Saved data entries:

════════

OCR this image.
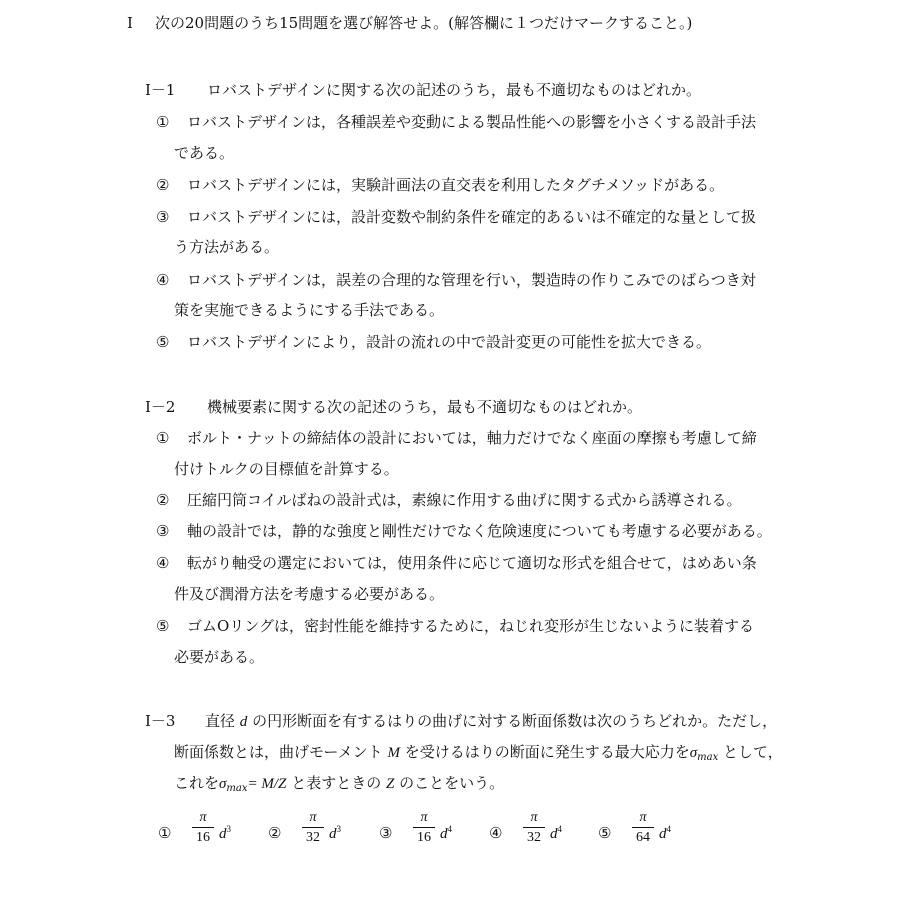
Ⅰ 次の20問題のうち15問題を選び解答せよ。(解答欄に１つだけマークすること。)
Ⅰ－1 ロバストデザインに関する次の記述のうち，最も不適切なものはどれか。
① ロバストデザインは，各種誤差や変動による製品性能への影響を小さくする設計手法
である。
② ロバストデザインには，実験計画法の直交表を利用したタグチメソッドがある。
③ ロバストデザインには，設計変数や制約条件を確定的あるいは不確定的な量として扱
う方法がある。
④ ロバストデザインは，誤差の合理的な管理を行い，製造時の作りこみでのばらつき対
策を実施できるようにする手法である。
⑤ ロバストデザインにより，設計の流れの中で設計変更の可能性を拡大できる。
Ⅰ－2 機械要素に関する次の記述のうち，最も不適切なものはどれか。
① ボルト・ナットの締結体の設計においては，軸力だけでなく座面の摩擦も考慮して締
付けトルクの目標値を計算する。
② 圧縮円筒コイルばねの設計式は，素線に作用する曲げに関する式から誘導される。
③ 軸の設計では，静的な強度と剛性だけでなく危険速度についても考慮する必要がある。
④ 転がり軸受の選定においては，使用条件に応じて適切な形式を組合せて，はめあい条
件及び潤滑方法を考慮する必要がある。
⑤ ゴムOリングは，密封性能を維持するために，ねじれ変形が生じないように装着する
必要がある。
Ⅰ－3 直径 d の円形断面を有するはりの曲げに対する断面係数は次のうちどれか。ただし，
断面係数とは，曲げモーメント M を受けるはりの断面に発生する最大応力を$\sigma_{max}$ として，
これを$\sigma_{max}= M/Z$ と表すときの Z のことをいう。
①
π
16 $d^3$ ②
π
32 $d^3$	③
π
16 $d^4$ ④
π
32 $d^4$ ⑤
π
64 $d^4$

════════

§ **DIRECTIONS**:
Copy the material above in full and exactly, skipping pictures.

§ **WRITTEN ANSWER**:
OCR this image.
Ⅰ 次の20問題のうち15問題を選び解答せよ。(解答欄に１つだけマークすること。)
Ⅰ－1 ロバストデザインに関する次の記述のうち，最も不適切なものはどれか。
① ロバストデザインは，各種誤差や変動による製品性能への影響を小さくする設計手法
である。
② ロバストデザインには，実験計画法の直交表を利用したタグチメソッドがある。
③ ロバストデザインには，設計変数や制約条件を確定的あるいは不確定的な量として扱
う方法がある。
④ ロバストデザインは，誤差の合理的な管理を行い，製造時の作りこみでのばらつき対
策を実施できるようにする手法である。
⑤ ロバストデザインにより，設計の流れの中で設計変更の可能性を拡大できる。
Ⅰ－2 機械要素に関する次の記述のうち，最も不適切なものはどれか。
① ボルト・ナットの締結体の設計においては，軸力だけでなく座面の摩擦も考慮して締
付けトルクの目標値を計算する。
② 圧縮円筒コイルばねの設計式は，素線に作用する曲げに関する式から誘導される。
③ 軸の設計では，静的な強度と剛性だけでなく危険速度についても考慮する必要がある。
④ 転がり軸受の選定においては，使用条件に応じて適切な形式を組合せて，はめあい条
件及び潤滑方法を考慮する必要がある。
⑤ ゴムOリングは，密封性能を維持するために，ねじれ変形が生じないように装着する
必要がある。
Ⅰ－3 直径 d の円形断面を有するはりの曲げに対する断面係数は次のうちどれか。ただし，
断面係数とは，曲げモーメント M を受けるはりの断面に発生する最大応力を$\sigma_{max}$ として，
これを$\sigma_{max}= M/Z$ と表すときの Z のことをいう。
①
π
16 $d^3$ ②
π
32 $d^3$	③
π
16 $d^4$ ④
π
32 $d^4$ ⑤
π
64 $d^4$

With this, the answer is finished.